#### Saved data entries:
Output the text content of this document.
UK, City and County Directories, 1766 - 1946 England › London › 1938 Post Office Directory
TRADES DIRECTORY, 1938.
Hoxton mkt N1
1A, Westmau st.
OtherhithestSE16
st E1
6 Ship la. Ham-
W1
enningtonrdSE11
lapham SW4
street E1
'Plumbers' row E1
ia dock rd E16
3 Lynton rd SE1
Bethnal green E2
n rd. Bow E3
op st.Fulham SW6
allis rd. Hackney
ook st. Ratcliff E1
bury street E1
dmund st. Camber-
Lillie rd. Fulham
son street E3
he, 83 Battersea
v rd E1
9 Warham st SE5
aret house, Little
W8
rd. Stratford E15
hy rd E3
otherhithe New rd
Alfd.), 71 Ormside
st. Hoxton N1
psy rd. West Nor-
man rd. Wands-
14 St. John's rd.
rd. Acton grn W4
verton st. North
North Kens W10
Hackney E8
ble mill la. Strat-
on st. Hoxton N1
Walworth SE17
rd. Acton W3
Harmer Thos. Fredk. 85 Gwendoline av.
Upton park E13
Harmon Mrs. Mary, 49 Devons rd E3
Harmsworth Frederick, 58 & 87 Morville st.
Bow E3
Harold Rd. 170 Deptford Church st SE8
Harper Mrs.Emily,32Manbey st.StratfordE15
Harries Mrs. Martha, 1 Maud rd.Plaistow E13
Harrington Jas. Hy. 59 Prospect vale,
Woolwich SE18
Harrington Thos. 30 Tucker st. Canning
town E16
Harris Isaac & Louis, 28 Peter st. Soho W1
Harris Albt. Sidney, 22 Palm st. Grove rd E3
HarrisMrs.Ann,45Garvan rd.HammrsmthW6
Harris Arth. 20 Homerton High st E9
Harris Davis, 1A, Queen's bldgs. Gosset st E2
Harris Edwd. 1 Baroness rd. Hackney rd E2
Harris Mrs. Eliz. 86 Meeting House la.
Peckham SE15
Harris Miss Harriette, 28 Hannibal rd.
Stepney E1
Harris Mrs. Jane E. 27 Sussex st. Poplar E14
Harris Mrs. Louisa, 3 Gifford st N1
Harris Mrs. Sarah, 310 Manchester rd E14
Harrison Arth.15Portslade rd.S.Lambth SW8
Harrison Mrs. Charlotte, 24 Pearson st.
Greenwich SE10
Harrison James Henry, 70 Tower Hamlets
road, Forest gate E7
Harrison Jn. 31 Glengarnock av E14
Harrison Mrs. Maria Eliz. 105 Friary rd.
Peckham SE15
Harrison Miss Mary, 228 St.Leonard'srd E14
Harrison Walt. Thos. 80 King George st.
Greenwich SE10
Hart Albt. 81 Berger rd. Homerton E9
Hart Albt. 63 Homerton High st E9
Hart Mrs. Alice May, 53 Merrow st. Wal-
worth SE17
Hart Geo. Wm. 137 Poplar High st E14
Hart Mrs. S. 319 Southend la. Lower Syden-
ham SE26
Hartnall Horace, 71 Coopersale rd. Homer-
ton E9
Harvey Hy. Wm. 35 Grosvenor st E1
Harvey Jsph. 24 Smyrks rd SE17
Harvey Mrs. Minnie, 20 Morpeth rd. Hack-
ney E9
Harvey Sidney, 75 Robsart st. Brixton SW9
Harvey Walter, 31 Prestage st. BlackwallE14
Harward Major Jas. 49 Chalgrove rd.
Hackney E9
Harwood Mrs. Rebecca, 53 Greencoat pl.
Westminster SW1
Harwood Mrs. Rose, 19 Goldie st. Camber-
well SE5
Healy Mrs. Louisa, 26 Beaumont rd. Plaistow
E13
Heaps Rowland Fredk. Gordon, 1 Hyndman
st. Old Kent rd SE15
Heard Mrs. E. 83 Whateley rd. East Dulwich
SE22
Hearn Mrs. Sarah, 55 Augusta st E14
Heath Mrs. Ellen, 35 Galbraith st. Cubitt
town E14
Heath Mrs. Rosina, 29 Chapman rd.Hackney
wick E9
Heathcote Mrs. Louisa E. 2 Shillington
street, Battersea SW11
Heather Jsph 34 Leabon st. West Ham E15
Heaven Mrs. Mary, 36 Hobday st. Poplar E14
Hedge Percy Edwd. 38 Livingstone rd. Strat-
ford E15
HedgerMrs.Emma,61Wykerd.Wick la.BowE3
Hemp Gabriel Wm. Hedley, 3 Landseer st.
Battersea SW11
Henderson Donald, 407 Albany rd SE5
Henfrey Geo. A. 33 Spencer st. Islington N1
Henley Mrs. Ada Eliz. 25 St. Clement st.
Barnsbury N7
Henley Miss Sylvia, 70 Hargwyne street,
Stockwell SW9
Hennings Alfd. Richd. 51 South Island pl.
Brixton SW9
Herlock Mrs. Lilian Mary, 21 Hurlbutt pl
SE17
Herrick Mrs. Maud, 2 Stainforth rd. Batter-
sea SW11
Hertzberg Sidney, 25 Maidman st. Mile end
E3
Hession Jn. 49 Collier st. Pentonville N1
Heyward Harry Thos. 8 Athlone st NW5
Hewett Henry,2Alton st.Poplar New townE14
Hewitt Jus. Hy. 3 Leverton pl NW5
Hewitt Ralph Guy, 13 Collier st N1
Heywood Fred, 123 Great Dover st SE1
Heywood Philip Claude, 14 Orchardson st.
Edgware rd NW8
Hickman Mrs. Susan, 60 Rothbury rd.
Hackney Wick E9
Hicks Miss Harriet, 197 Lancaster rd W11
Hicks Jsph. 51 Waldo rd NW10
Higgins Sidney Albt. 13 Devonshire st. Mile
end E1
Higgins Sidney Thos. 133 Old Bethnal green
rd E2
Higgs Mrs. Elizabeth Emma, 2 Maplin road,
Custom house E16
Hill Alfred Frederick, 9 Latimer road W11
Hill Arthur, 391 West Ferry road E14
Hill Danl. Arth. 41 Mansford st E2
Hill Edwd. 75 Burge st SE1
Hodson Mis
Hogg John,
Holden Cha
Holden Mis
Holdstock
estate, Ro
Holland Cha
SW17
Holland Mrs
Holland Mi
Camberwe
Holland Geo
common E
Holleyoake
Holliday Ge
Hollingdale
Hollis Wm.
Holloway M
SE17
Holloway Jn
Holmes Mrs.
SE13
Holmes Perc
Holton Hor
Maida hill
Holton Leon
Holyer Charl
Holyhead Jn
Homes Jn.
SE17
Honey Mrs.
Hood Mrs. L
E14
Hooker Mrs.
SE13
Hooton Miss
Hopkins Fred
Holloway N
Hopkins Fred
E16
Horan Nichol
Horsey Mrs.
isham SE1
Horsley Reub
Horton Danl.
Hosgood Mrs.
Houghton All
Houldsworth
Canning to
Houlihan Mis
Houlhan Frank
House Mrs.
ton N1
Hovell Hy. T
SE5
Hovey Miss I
==
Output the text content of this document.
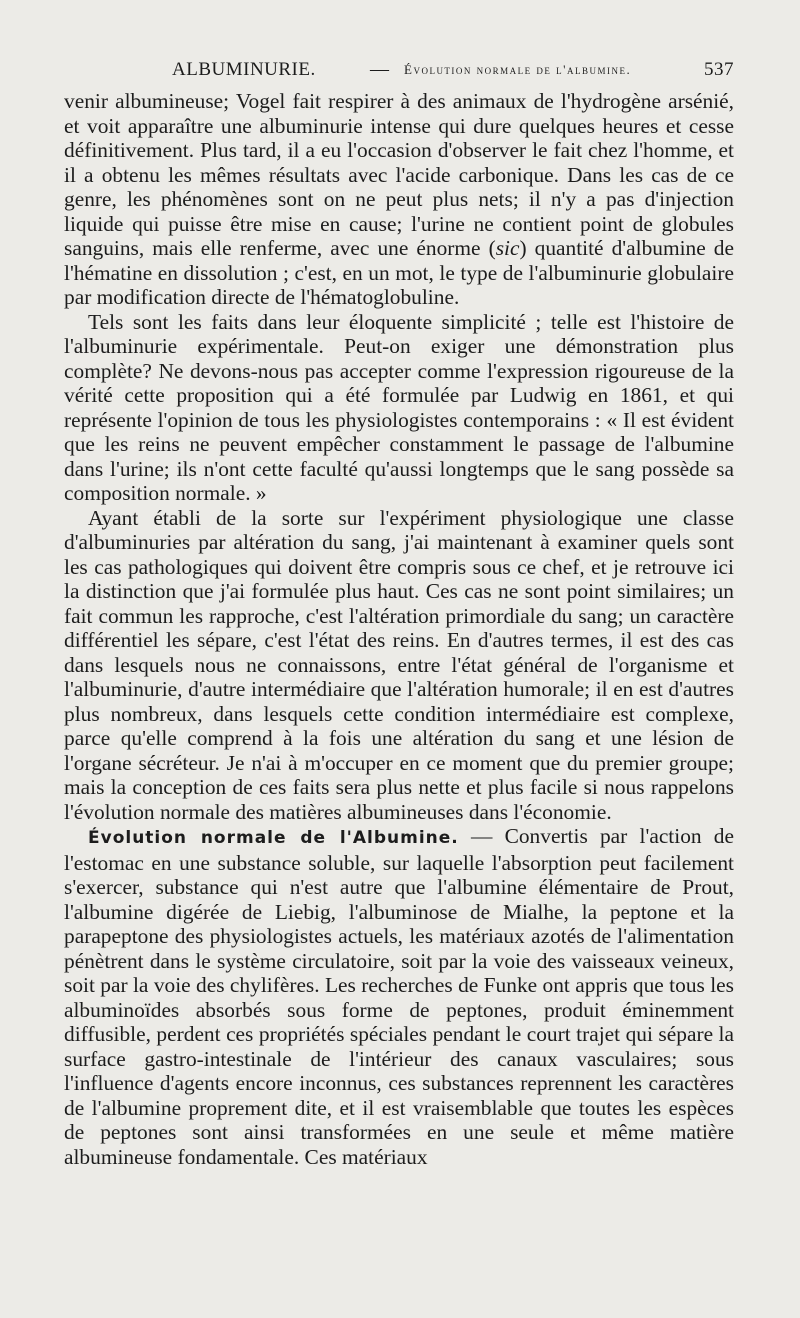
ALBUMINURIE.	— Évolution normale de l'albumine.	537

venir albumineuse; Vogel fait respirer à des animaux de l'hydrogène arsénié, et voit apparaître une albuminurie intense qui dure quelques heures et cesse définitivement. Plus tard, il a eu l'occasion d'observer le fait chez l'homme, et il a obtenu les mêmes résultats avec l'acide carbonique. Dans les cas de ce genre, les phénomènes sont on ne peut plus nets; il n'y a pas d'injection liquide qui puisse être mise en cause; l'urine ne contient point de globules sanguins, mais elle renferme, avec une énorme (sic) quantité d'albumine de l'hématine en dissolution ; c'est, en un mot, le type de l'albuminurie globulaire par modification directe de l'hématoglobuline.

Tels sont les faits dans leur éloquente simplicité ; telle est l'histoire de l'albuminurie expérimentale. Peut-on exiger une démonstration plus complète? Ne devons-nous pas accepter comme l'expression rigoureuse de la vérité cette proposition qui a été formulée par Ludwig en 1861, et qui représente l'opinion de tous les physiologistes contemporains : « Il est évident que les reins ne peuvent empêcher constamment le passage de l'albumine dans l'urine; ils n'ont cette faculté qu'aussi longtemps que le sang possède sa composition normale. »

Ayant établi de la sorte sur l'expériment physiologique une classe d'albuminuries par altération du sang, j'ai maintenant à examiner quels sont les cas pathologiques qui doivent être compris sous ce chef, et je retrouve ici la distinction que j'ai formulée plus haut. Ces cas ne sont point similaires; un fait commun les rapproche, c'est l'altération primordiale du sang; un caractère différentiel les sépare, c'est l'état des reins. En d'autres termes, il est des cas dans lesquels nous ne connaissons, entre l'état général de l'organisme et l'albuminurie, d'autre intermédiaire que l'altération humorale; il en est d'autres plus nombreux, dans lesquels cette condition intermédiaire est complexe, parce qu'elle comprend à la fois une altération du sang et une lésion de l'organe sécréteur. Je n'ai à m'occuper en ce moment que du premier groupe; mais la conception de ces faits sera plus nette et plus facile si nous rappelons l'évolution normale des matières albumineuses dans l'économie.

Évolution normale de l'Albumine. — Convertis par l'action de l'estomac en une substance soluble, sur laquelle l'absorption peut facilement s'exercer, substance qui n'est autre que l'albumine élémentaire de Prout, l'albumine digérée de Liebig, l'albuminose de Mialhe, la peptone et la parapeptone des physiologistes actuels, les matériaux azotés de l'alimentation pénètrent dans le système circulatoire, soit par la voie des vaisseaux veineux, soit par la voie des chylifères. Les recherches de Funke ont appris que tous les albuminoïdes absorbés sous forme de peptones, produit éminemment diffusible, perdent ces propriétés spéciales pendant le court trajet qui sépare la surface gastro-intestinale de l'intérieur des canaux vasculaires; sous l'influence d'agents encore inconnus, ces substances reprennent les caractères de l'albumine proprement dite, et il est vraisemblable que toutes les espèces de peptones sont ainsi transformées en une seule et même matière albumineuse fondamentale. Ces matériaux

#### Exercise directions:
Give every line of the material that includes the string "Mary".

#### Result below:
Harmon Mrs. Mary, 49 Devons rd E3
Harrison Miss Mary, 228 St.Leonard'srd E14
Heaven Mrs. Mary, 36 Hobday st. Poplar E14
Herlock Mrs. Lilian Mary, 21 Hurlbutt pl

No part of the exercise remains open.